▶ Exercise goal: From the listing below, copy every line with the word "Ctrl".

--- Start of Exercise material ---

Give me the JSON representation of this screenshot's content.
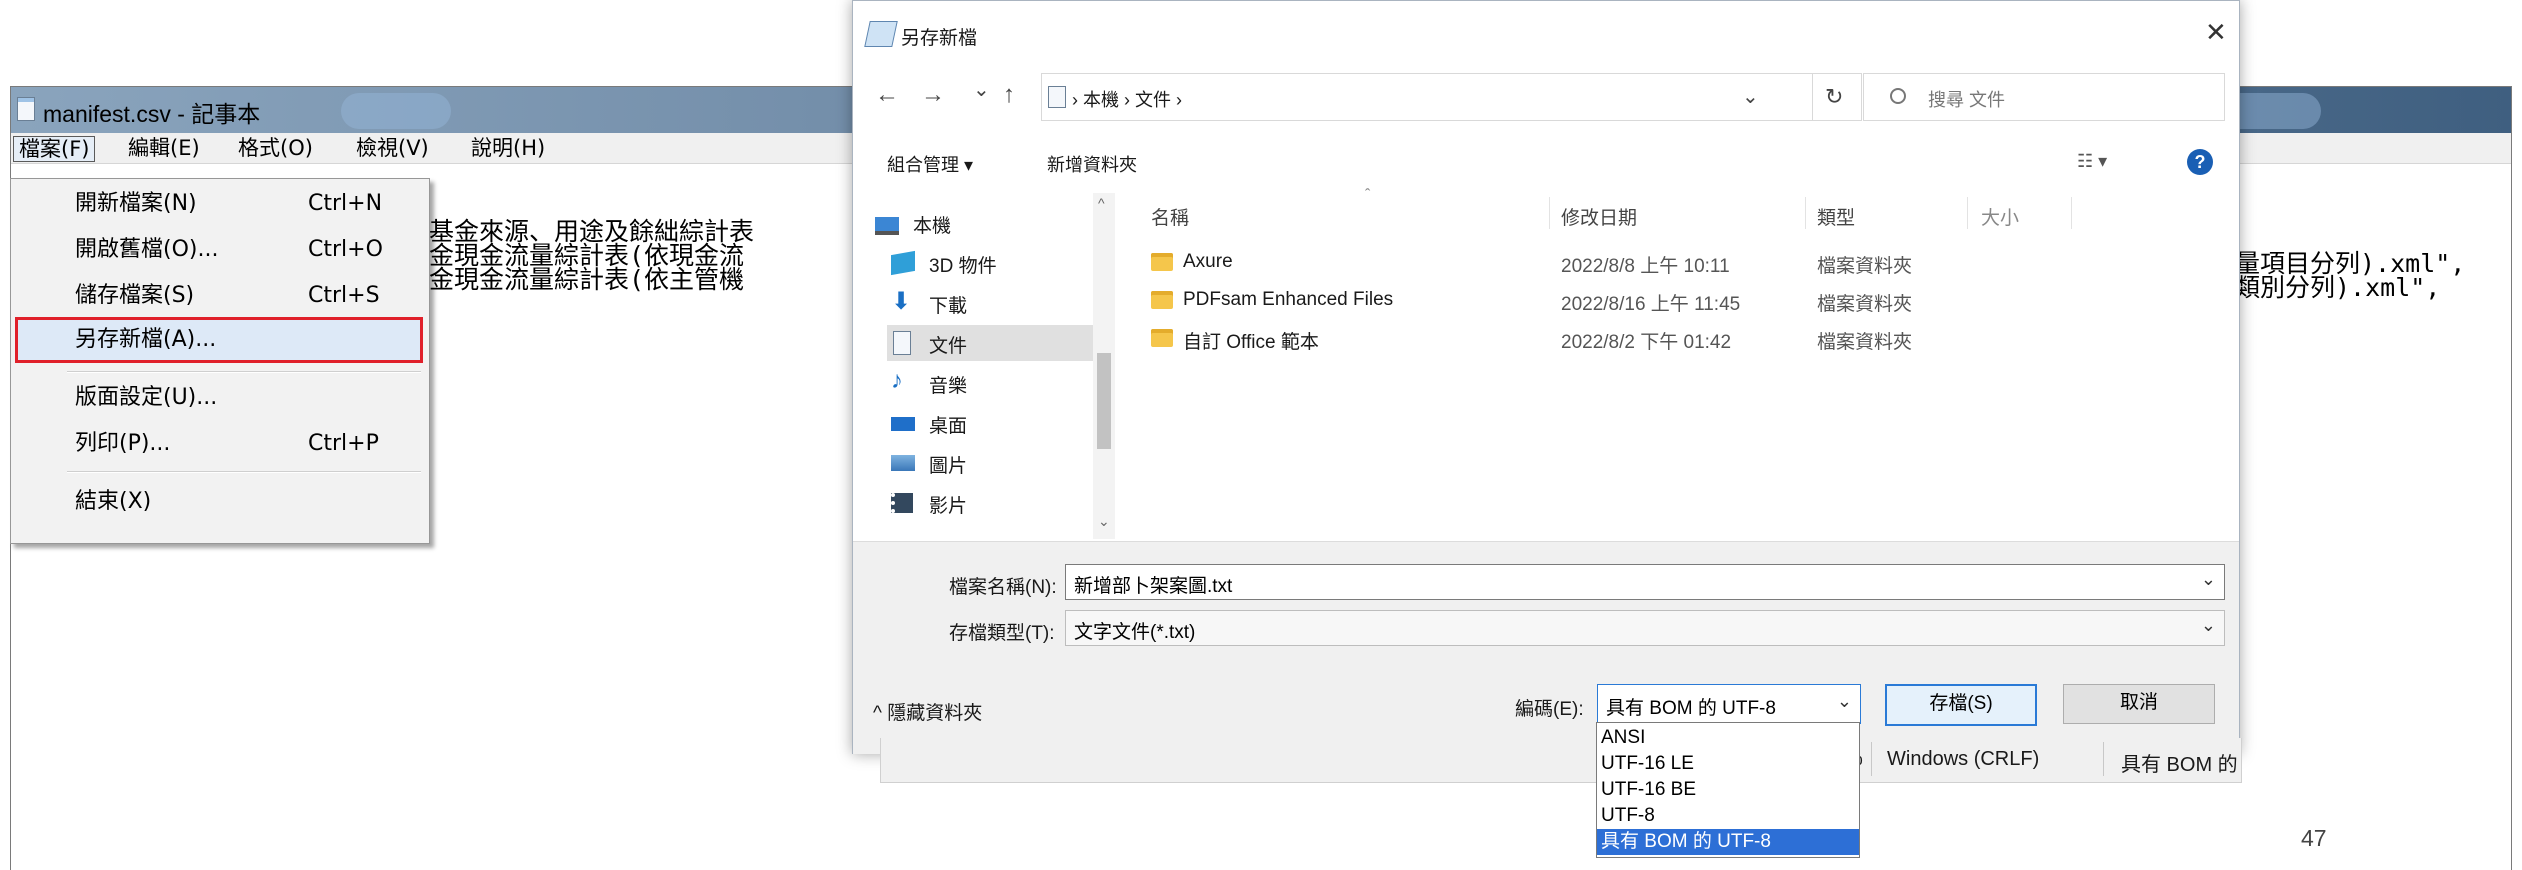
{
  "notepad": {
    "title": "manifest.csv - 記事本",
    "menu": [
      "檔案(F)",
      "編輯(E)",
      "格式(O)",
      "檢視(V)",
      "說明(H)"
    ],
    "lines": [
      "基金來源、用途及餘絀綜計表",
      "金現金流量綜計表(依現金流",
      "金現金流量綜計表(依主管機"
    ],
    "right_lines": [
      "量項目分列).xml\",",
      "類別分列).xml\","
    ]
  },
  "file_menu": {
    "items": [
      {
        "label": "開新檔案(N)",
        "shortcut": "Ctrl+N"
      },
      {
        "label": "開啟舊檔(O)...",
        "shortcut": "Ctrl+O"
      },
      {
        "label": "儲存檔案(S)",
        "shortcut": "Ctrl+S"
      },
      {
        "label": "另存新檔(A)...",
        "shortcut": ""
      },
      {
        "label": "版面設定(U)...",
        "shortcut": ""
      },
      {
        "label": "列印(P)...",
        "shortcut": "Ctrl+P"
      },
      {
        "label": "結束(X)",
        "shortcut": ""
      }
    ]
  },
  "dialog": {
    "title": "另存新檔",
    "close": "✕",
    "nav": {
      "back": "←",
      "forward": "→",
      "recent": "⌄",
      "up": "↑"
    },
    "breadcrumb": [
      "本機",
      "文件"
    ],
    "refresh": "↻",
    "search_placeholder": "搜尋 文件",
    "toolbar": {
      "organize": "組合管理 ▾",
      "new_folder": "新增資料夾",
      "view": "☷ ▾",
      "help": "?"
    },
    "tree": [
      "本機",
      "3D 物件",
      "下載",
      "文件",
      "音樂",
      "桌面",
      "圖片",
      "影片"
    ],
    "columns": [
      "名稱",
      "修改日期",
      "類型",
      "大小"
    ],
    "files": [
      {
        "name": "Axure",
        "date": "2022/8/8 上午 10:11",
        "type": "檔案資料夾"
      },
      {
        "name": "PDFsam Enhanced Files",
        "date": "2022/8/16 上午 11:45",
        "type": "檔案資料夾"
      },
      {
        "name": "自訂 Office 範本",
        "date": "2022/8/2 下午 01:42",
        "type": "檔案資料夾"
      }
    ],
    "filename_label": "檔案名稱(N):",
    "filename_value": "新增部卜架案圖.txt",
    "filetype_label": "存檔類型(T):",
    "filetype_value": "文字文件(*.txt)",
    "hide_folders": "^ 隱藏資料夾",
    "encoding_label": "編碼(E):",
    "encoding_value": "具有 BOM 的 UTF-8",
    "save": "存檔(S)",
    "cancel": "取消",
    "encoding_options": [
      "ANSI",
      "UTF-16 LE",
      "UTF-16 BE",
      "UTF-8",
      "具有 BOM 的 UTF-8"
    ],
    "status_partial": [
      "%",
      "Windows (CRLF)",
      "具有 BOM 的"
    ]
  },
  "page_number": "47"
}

--- End of Exercise material ---
--- Start of Exercise material ---

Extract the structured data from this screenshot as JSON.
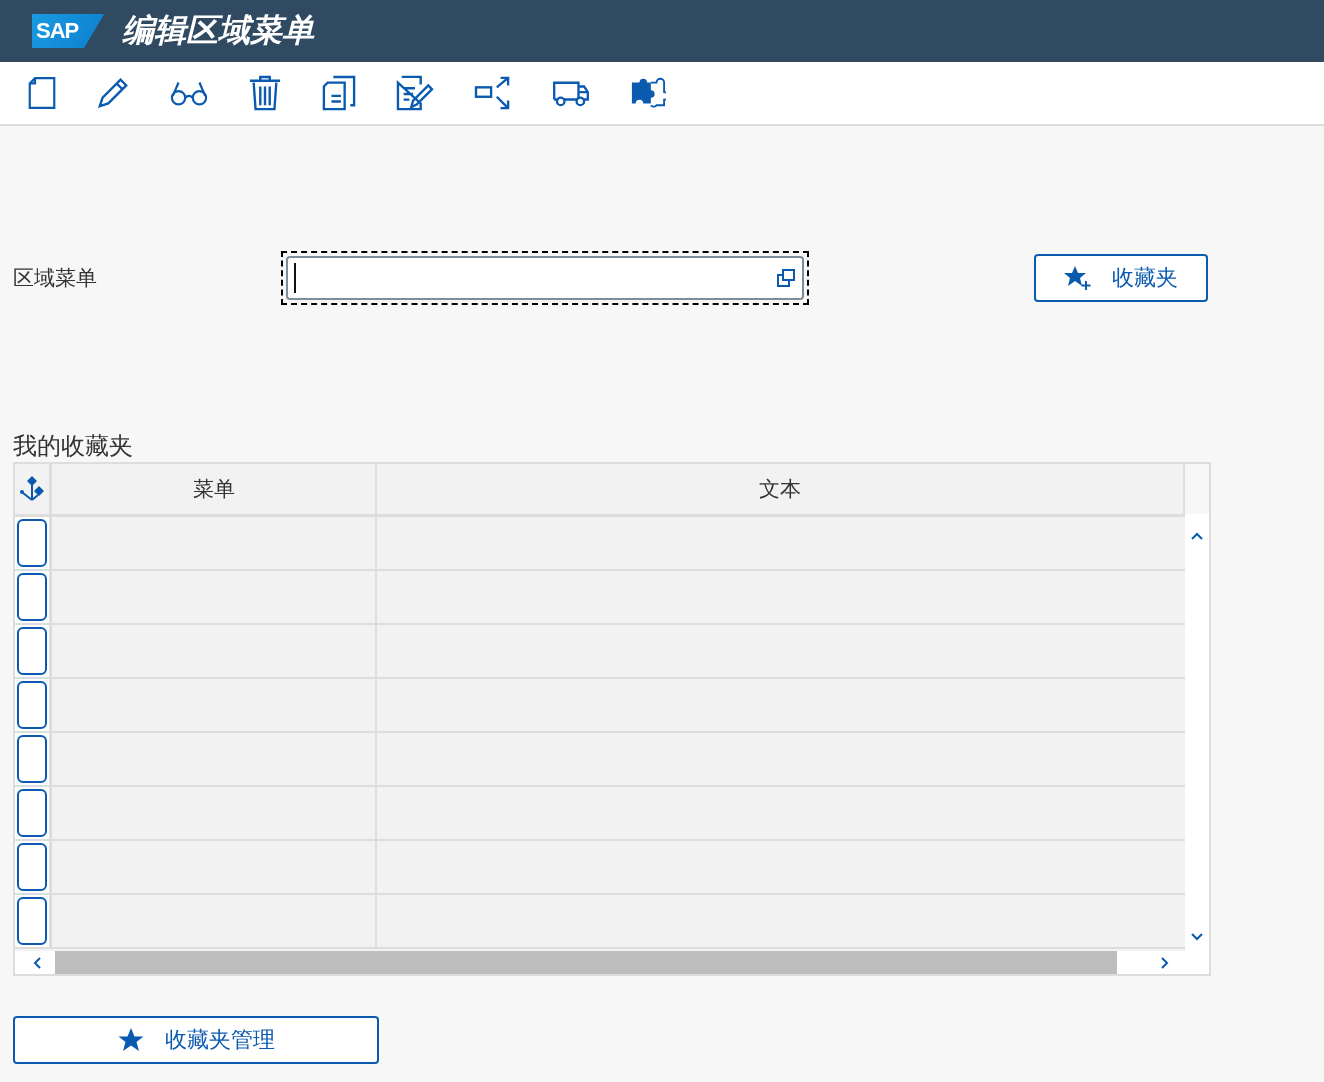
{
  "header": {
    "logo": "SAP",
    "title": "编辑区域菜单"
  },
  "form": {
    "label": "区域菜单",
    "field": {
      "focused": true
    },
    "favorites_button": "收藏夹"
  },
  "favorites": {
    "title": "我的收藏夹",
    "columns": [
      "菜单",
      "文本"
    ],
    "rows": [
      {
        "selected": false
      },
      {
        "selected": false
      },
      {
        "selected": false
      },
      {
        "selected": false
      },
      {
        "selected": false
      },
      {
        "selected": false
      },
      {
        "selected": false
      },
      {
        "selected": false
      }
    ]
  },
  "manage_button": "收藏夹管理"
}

--- End of Exercise material ---

▶ Solved problem:
        "shortcut": "Ctrl+N"
        "shortcut": "Ctrl+O"
        "shortcut": "Ctrl+S"
        "shortcut": "Ctrl+P"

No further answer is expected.